Stored data:
--- BEGIN ---
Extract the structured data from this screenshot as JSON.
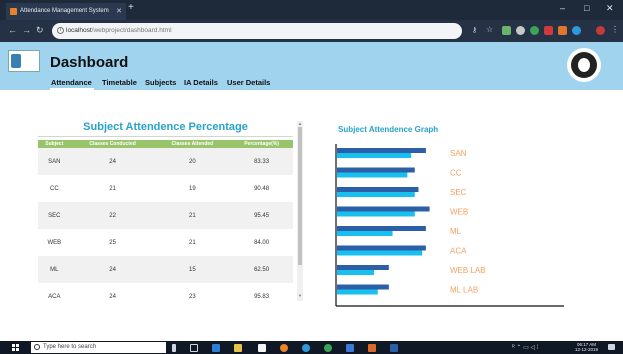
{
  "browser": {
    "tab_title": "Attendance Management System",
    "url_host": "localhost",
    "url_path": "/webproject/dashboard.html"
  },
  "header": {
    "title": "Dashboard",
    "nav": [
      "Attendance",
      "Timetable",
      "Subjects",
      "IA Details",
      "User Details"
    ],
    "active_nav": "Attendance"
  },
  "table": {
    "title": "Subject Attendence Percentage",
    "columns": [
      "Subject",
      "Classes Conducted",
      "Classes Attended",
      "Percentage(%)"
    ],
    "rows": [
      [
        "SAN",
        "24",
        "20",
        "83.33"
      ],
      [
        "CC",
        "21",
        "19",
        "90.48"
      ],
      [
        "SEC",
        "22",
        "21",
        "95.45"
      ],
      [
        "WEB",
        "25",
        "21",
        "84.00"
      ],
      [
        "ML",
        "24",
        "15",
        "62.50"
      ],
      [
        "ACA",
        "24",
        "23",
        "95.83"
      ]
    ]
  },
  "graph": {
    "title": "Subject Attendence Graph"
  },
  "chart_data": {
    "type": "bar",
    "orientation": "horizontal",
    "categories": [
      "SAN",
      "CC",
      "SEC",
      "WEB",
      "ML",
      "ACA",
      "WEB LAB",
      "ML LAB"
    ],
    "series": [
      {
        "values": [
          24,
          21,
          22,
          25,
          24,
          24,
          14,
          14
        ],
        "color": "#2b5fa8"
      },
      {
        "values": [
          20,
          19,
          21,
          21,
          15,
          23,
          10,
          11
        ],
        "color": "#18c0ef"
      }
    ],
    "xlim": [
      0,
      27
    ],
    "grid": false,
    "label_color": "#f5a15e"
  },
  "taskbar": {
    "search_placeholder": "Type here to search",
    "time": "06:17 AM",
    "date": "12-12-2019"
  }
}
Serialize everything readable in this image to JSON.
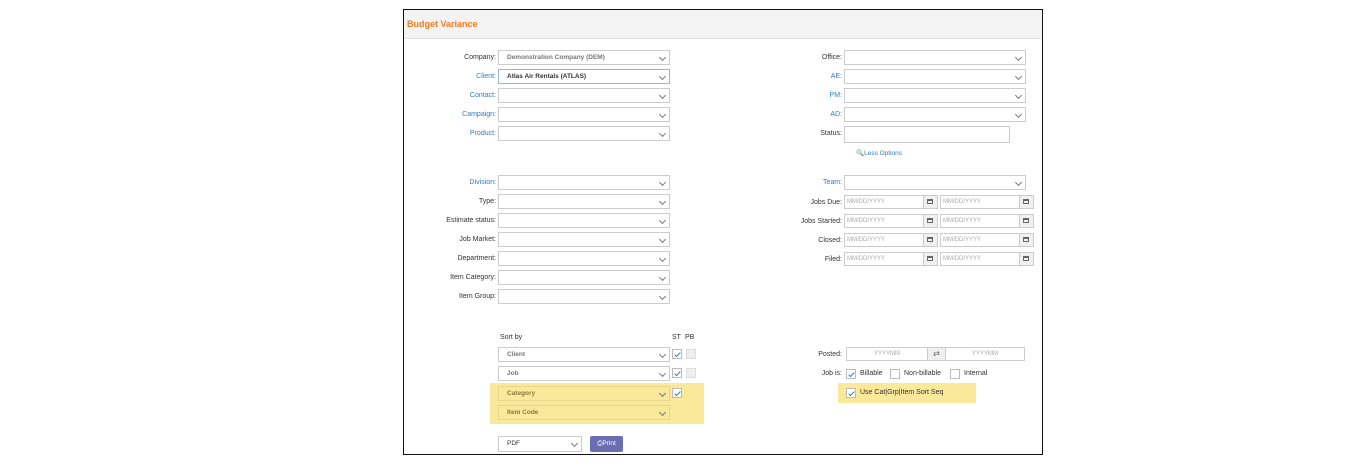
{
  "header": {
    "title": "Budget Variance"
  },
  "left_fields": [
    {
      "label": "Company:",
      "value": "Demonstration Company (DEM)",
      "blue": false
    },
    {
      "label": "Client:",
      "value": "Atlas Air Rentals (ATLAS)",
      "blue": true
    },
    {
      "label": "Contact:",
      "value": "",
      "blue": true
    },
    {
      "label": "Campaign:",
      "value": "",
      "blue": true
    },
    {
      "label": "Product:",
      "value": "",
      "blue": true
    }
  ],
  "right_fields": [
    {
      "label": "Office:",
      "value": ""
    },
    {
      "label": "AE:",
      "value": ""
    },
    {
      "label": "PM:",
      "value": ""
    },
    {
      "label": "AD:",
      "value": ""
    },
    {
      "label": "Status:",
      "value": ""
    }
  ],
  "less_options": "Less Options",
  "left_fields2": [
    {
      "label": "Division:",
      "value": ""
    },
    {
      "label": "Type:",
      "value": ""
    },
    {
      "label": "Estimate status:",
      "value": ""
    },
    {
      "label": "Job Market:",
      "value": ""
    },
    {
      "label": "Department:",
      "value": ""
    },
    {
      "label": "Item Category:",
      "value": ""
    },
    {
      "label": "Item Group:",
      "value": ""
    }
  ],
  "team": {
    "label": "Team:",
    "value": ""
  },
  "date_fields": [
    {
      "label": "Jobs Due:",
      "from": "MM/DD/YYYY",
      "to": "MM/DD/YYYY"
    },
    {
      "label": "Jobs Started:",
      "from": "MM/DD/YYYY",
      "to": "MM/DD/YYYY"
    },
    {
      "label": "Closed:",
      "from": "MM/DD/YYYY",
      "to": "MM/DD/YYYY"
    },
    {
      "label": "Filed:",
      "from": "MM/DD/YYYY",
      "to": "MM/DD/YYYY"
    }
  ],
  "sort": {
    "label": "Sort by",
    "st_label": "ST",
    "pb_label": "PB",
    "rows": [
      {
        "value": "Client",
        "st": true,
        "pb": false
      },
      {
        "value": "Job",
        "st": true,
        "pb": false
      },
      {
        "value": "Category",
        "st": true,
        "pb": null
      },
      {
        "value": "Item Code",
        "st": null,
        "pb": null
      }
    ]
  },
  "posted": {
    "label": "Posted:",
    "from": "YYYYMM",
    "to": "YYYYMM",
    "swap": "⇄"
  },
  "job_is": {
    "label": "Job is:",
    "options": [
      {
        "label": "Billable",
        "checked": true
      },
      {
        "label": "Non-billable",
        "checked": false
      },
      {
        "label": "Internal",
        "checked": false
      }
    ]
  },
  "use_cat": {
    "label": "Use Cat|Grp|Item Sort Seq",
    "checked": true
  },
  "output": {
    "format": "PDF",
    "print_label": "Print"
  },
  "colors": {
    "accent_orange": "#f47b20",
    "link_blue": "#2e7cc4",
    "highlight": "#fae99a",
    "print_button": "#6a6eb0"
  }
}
--- END ---
Written task: Would you mind returning each entry above word for word, skipping the images?

Full solution:
Extract the structured data from this screenshot as JSON.
{
  "browser": {
    "tab_title": "Attendance Management System",
    "url_host": "localhost",
    "url_path": "/webproject/dashboard.html"
  },
  "header": {
    "title": "Dashboard",
    "nav": [
      "Attendance",
      "Timetable",
      "Subjects",
      "IA Details",
      "User Details"
    ],
    "active_nav": "Attendance"
  },
  "table": {
    "title": "Subject Attendence Percentage",
    "columns": [
      "Subject",
      "Classes Conducted",
      "Classes Attended",
      "Percentage(%)"
    ],
    "rows": [
      [
        "SAN",
        "24",
        "20",
        "83.33"
      ],
      [
        "CC",
        "21",
        "19",
        "90.48"
      ],
      [
        "SEC",
        "22",
        "21",
        "95.45"
      ],
      [
        "WEB",
        "25",
        "21",
        "84.00"
      ],
      [
        "ML",
        "24",
        "15",
        "62.50"
      ],
      [
        "ACA",
        "24",
        "23",
        "95.83"
      ]
    ]
  },
  "graph": {
    "title": "Subject Attendence Graph"
  },
  "chart_data": {
    "type": "bar",
    "orientation": "horizontal",
    "categories": [
      "SAN",
      "CC",
      "SEC",
      "WEB",
      "ML",
      "ACA",
      "WEB LAB",
      "ML LAB"
    ],
    "series": [
      {
        "values": [
          24,
          21,
          22,
          25,
          24,
          24,
          14,
          14
        ],
        "color": "#2b5fa8"
      },
      {
        "values": [
          20,
          19,
          21,
          21,
          15,
          23,
          10,
          11
        ],
        "color": "#18c0ef"
      }
    ],
    "xlim": [
      0,
      27
    ],
    "grid": false,
    "label_color": "#f5a15e"
  },
  "taskbar": {
    "search_placeholder": "Type here to search",
    "time": "06:17 AM",
    "date": "12-12-2019"
  }
}
Serialize everything readable in this image to JSON.
{
  "header": {
    "title": "Budget Variance"
  },
  "left_fields": [
    {
      "label": "Company:",
      "value": "Demonstration Company (DEM)",
      "blue": false
    },
    {
      "label": "Client:",
      "value": "Atlas Air Rentals (ATLAS)",
      "blue": true
    },
    {
      "label": "Contact:",
      "value": "",
      "blue": true
    },
    {
      "label": "Campaign:",
      "value": "",
      "blue": true
    },
    {
      "label": "Product:",
      "value": "",
      "blue": true
    }
  ],
  "right_fields": [
    {
      "label": "Office:",
      "value": ""
    },
    {
      "label": "AE:",
      "value": ""
    },
    {
      "label": "PM:",
      "value": ""
    },
    {
      "label": "AD:",
      "value": ""
    },
    {
      "label": "Status:",
      "value": ""
    }
  ],
  "less_options": "Less Options",
  "left_fields2": [
    {
      "label": "Division:",
      "value": ""
    },
    {
      "label": "Type:",
      "value": ""
    },
    {
      "label": "Estimate status:",
      "value": ""
    },
    {
      "label": "Job Market:",
      "value": ""
    },
    {
      "label": "Department:",
      "value": ""
    },
    {
      "label": "Item Category:",
      "value": ""
    },
    {
      "label": "Item Group:",
      "value": ""
    }
  ],
  "team": {
    "label": "Team:",
    "value": ""
  },
  "date_fields": [
    {
      "label": "Jobs Due:",
      "from": "MM/DD/YYYY",
      "to": "MM/DD/YYYY"
    },
    {
      "label": "Jobs Started:",
      "from": "MM/DD/YYYY",
      "to": "MM/DD/YYYY"
    },
    {
      "label": "Closed:",
      "from": "MM/DD/YYYY",
      "to": "MM/DD/YYYY"
    },
    {
      "label": "Filed:",
      "from": "MM/DD/YYYY",
      "to": "MM/DD/YYYY"
    }
  ],
  "sort": {
    "label": "Sort by",
    "st_label": "ST",
    "pb_label": "PB",
    "rows": [
      {
        "value": "Client",
        "st": true,
        "pb": false
      },
      {
        "value": "Job",
        "st": true,
        "pb": false
      },
      {
        "value": "Category",
        "st": true,
        "pb": null
      },
      {
        "value": "Item Code",
        "st": null,
        "pb": null
      }
    ]
  },
  "posted": {
    "label": "Posted:",
    "from": "YYYYMM",
    "to": "YYYYMM",
    "swap": "⇄"
  },
  "job_is": {
    "label": "Job is:",
    "options": [
      {
        "label": "Billable",
        "checked": true
      },
      {
        "label": "Non-billable",
        "checked": false
      },
      {
        "label": "Internal",
        "checked": false
      }
    ]
  },
  "use_cat": {
    "label": "Use Cat|Grp|Item Sort Seq",
    "checked": true
  },
  "output": {
    "format": "PDF",
    "print_label": "Print"
  },
  "colors": {
    "accent_orange": "#f47b20",
    "link_blue": "#2e7cc4",
    "highlight": "#fae99a",
    "print_button": "#6a6eb0"
  }
}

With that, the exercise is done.